EXERCISE TASK:
Repeat the listing word for word. No pictures belong in the copy.
## Begin PROVIDED MATERIAL
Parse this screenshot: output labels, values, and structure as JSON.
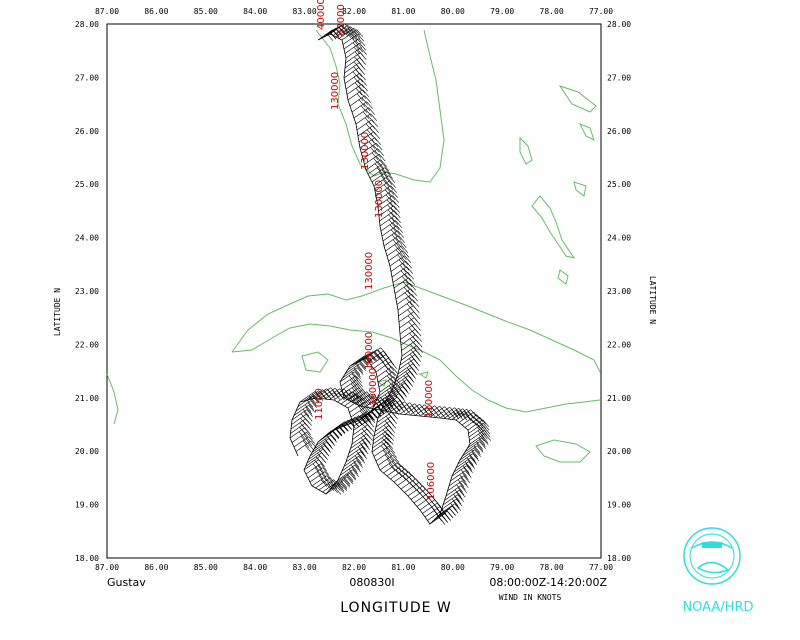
{
  "map": {
    "lon_ticks": [
      "87.00",
      "86.00",
      "85.00",
      "84.00",
      "83.00",
      "82.00",
      "81.00",
      "80.00",
      "79.00",
      "78.00",
      "77.00"
    ],
    "lat_ticks": [
      "28.00",
      "27.00",
      "26.00",
      "25.00",
      "24.00",
      "23.00",
      "22.00",
      "21.00",
      "20.00",
      "19.00",
      "18.00"
    ],
    "lon_range": [
      -87,
      -77
    ],
    "lat_range": [
      18,
      28
    ],
    "left_axis_label": "LATITUDE   N",
    "right_axis_label": "LATITUDE   N",
    "x_axis_label": "LONGITUDE   W",
    "storm_name": "Gustav",
    "date_code": "080830I",
    "time_range": "08:00:00Z-14:20:00Z",
    "wind_units": "WIND IN KNOTS",
    "agency": "NOAA/HRD",
    "coast_color": "#66bb66",
    "track_color": "#000000",
    "label_color": "#cc0000",
    "altitude_tags": [
      "40000",
      "82000",
      "130000",
      "130000",
      "130000",
      "130000",
      "11000",
      "160000",
      "160000",
      "110000",
      "106000"
    ]
  }
}
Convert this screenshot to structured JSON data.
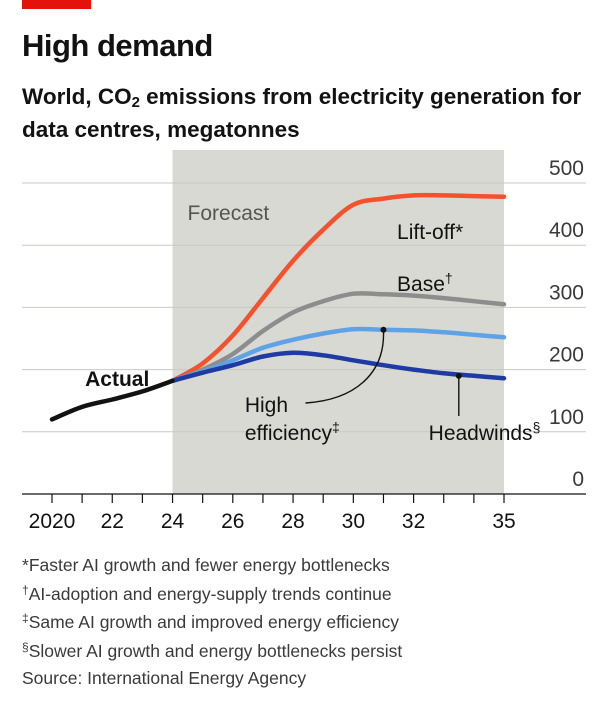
{
  "header": {
    "title": "High demand",
    "subtitle_before": "World, CO",
    "subtitle_sub": "2",
    "subtitle_after": " emissions from electricity generation for data centres, megatonnes"
  },
  "colors": {
    "accent_red": "#e3120b",
    "forecast_shade": "#d9d9d4",
    "actual": "#121212",
    "lift_off": "#f4512c",
    "base": "#8d8d8d",
    "high_efficiency": "#5fa3e6",
    "headwinds": "#1f3aa3"
  },
  "chart_data": {
    "type": "line",
    "title": "High demand",
    "subtitle": "World, CO2 emissions from electricity generation for data centres, megatonnes",
    "forecast_label": "Forecast",
    "forecast_range": [
      2024,
      2035
    ],
    "xlim": [
      2020,
      2035
    ],
    "ylim": [
      0,
      500
    ],
    "y_ticks": [
      0,
      100,
      200,
      300,
      400,
      500
    ],
    "y_tick_labels": [
      "0",
      "100",
      "200",
      "300",
      "400",
      "500"
    ],
    "x_ticks": [
      2020,
      2021,
      2022,
      2023,
      2024,
      2025,
      2026,
      2027,
      2028,
      2029,
      2030,
      2031,
      2032,
      2033,
      2034,
      2035
    ],
    "x_tick_labels": [
      {
        "x": 2020,
        "label": "2020"
      },
      {
        "x": 2022,
        "label": "22"
      },
      {
        "x": 2024,
        "label": "24"
      },
      {
        "x": 2026,
        "label": "26"
      },
      {
        "x": 2028,
        "label": "28"
      },
      {
        "x": 2030,
        "label": "30"
      },
      {
        "x": 2032,
        "label": "32"
      },
      {
        "x": 2035,
        "label": "35"
      }
    ],
    "series": [
      {
        "key": "actual",
        "name": "Actual",
        "mark": "",
        "color": "#121212",
        "x": [
          2020,
          2021,
          2022,
          2023,
          2024
        ],
        "values": [
          120,
          140,
          152,
          165,
          182
        ]
      },
      {
        "key": "lift_off",
        "name": "Lift-off",
        "mark": "*",
        "color": "#f4512c",
        "x": [
          2024,
          2025,
          2026,
          2027,
          2028,
          2029,
          2030,
          2031,
          2032,
          2033,
          2034,
          2035
        ],
        "values": [
          182,
          210,
          255,
          315,
          375,
          425,
          465,
          475,
          480,
          480,
          479,
          478
        ]
      },
      {
        "key": "base",
        "name": "Base",
        "mark": "†",
        "color": "#8d8d8d",
        "x": [
          2024,
          2025,
          2026,
          2027,
          2028,
          2029,
          2030,
          2031,
          2032,
          2033,
          2034,
          2035
        ],
        "values": [
          182,
          200,
          225,
          262,
          292,
          310,
          322,
          321,
          319,
          315,
          310,
          305
        ]
      },
      {
        "key": "high_efficiency",
        "name": "High efficiency",
        "mark": "‡",
        "color": "#5fa3e6",
        "x": [
          2024,
          2025,
          2026,
          2027,
          2028,
          2029,
          2030,
          2031,
          2032,
          2033,
          2034,
          2035
        ],
        "values": [
          182,
          197,
          215,
          235,
          248,
          258,
          265,
          264,
          263,
          260,
          256,
          252
        ]
      },
      {
        "key": "headwinds",
        "name": "Headwinds",
        "mark": "§",
        "color": "#1f3aa3",
        "x": [
          2024,
          2025,
          2026,
          2027,
          2028,
          2029,
          2030,
          2031,
          2032,
          2033,
          2034,
          2035
        ],
        "values": [
          182,
          195,
          207,
          221,
          227,
          223,
          215,
          207,
          200,
          194,
          190,
          186
        ]
      }
    ],
    "annotations": [
      {
        "series": "high_efficiency",
        "anchor": [
          2031,
          264
        ],
        "text_lines": [
          "High",
          "efficiency"
        ]
      },
      {
        "series": "headwinds",
        "anchor": [
          2033.5,
          190
        ],
        "text_lines": [
          "Headwinds"
        ]
      }
    ]
  },
  "footnotes": [
    {
      "mark": "*",
      "text": "Faster AI growth and fewer energy bottlenecks"
    },
    {
      "mark": "†",
      "text": "AI-adoption and energy-supply trends continue"
    },
    {
      "mark": "‡",
      "text": "Same AI growth and improved energy efficiency"
    },
    {
      "mark": "§",
      "text": "Slower AI growth and energy bottlenecks persist"
    }
  ],
  "source": "Source: International Energy Agency"
}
## End PROVIDED MATERIAL
THE SOLUTION:
Parse this screenshot: output labels, values, and structure as JSON.
{
  "map": {
    "lon_ticks": [
      "87.00",
      "86.00",
      "85.00",
      "84.00",
      "83.00",
      "82.00",
      "81.00",
      "80.00",
      "79.00",
      "78.00",
      "77.00"
    ],
    "lat_ticks": [
      "28.00",
      "27.00",
      "26.00",
      "25.00",
      "24.00",
      "23.00",
      "22.00",
      "21.00",
      "20.00",
      "19.00",
      "18.00"
    ],
    "lon_range": [
      -87,
      -77
    ],
    "lat_range": [
      18,
      28
    ],
    "left_axis_label": "LATITUDE   N",
    "right_axis_label": "LATITUDE   N",
    "x_axis_label": "LONGITUDE   W",
    "storm_name": "Gustav",
    "date_code": "080830I",
    "time_range": "08:00:00Z-14:20:00Z",
    "wind_units": "WIND IN KNOTS",
    "agency": "NOAA/HRD",
    "coast_color": "#66bb66",
    "track_color": "#000000",
    "label_color": "#cc0000",
    "altitude_tags": [
      "40000",
      "82000",
      "130000",
      "130000",
      "130000",
      "130000",
      "11000",
      "160000",
      "160000",
      "110000",
      "106000"
    ]
  }
}
Convert this screenshot to structured JSON data.
{
  "header": {
    "title": "High demand",
    "subtitle_before": "World, CO",
    "subtitle_sub": "2",
    "subtitle_after": " emissions from electricity generation for data centres, megatonnes"
  },
  "colors": {
    "accent_red": "#e3120b",
    "forecast_shade": "#d9d9d4",
    "actual": "#121212",
    "lift_off": "#f4512c",
    "base": "#8d8d8d",
    "high_efficiency": "#5fa3e6",
    "headwinds": "#1f3aa3"
  },
  "chart_data": {
    "type": "line",
    "title": "High demand",
    "subtitle": "World, CO2 emissions from electricity generation for data centres, megatonnes",
    "forecast_label": "Forecast",
    "forecast_range": [
      2024,
      2035
    ],
    "xlim": [
      2020,
      2035
    ],
    "ylim": [
      0,
      500
    ],
    "y_ticks": [
      0,
      100,
      200,
      300,
      400,
      500
    ],
    "y_tick_labels": [
      "0",
      "100",
      "200",
      "300",
      "400",
      "500"
    ],
    "x_ticks": [
      2020,
      2021,
      2022,
      2023,
      2024,
      2025,
      2026,
      2027,
      2028,
      2029,
      2030,
      2031,
      2032,
      2033,
      2034,
      2035
    ],
    "x_tick_labels": [
      {
        "x": 2020,
        "label": "2020"
      },
      {
        "x": 2022,
        "label": "22"
      },
      {
        "x": 2024,
        "label": "24"
      },
      {
        "x": 2026,
        "label": "26"
      },
      {
        "x": 2028,
        "label": "28"
      },
      {
        "x": 2030,
        "label": "30"
      },
      {
        "x": 2032,
        "label": "32"
      },
      {
        "x": 2035,
        "label": "35"
      }
    ],
    "series": [
      {
        "key": "actual",
        "name": "Actual",
        "mark": "",
        "color": "#121212",
        "x": [
          2020,
          2021,
          2022,
          2023,
          2024
        ],
        "values": [
          120,
          140,
          152,
          165,
          182
        ]
      },
      {
        "key": "lift_off",
        "name": "Lift-off",
        "mark": "*",
        "color": "#f4512c",
        "x": [
          2024,
          2025,
          2026,
          2027,
          2028,
          2029,
          2030,
          2031,
          2032,
          2033,
          2034,
          2035
        ],
        "values": [
          182,
          210,
          255,
          315,
          375,
          425,
          465,
          475,
          480,
          480,
          479,
          478
        ]
      },
      {
        "key": "base",
        "name": "Base",
        "mark": "†",
        "color": "#8d8d8d",
        "x": [
          2024,
          2025,
          2026,
          2027,
          2028,
          2029,
          2030,
          2031,
          2032,
          2033,
          2034,
          2035
        ],
        "values": [
          182,
          200,
          225,
          262,
          292,
          310,
          322,
          321,
          319,
          315,
          310,
          305
        ]
      },
      {
        "key": "high_efficiency",
        "name": "High efficiency",
        "mark": "‡",
        "color": "#5fa3e6",
        "x": [
          2024,
          2025,
          2026,
          2027,
          2028,
          2029,
          2030,
          2031,
          2032,
          2033,
          2034,
          2035
        ],
        "values": [
          182,
          197,
          215,
          235,
          248,
          258,
          265,
          264,
          263,
          260,
          256,
          252
        ]
      },
      {
        "key": "headwinds",
        "name": "Headwinds",
        "mark": "§",
        "color": "#1f3aa3",
        "x": [
          2024,
          2025,
          2026,
          2027,
          2028,
          2029,
          2030,
          2031,
          2032,
          2033,
          2034,
          2035
        ],
        "values": [
          182,
          195,
          207,
          221,
          227,
          223,
          215,
          207,
          200,
          194,
          190,
          186
        ]
      }
    ],
    "annotations": [
      {
        "series": "high_efficiency",
        "anchor": [
          2031,
          264
        ],
        "text_lines": [
          "High",
          "efficiency"
        ]
      },
      {
        "series": "headwinds",
        "anchor": [
          2033.5,
          190
        ],
        "text_lines": [
          "Headwinds"
        ]
      }
    ]
  },
  "footnotes": [
    {
      "mark": "*",
      "text": "Faster AI growth and fewer energy bottlenecks"
    },
    {
      "mark": "†",
      "text": "AI-adoption and energy-supply trends continue"
    },
    {
      "mark": "‡",
      "text": "Same AI growth and improved energy efficiency"
    },
    {
      "mark": "§",
      "text": "Slower AI growth and energy bottlenecks persist"
    }
  ],
  "source": "Source: International Energy Agency"
}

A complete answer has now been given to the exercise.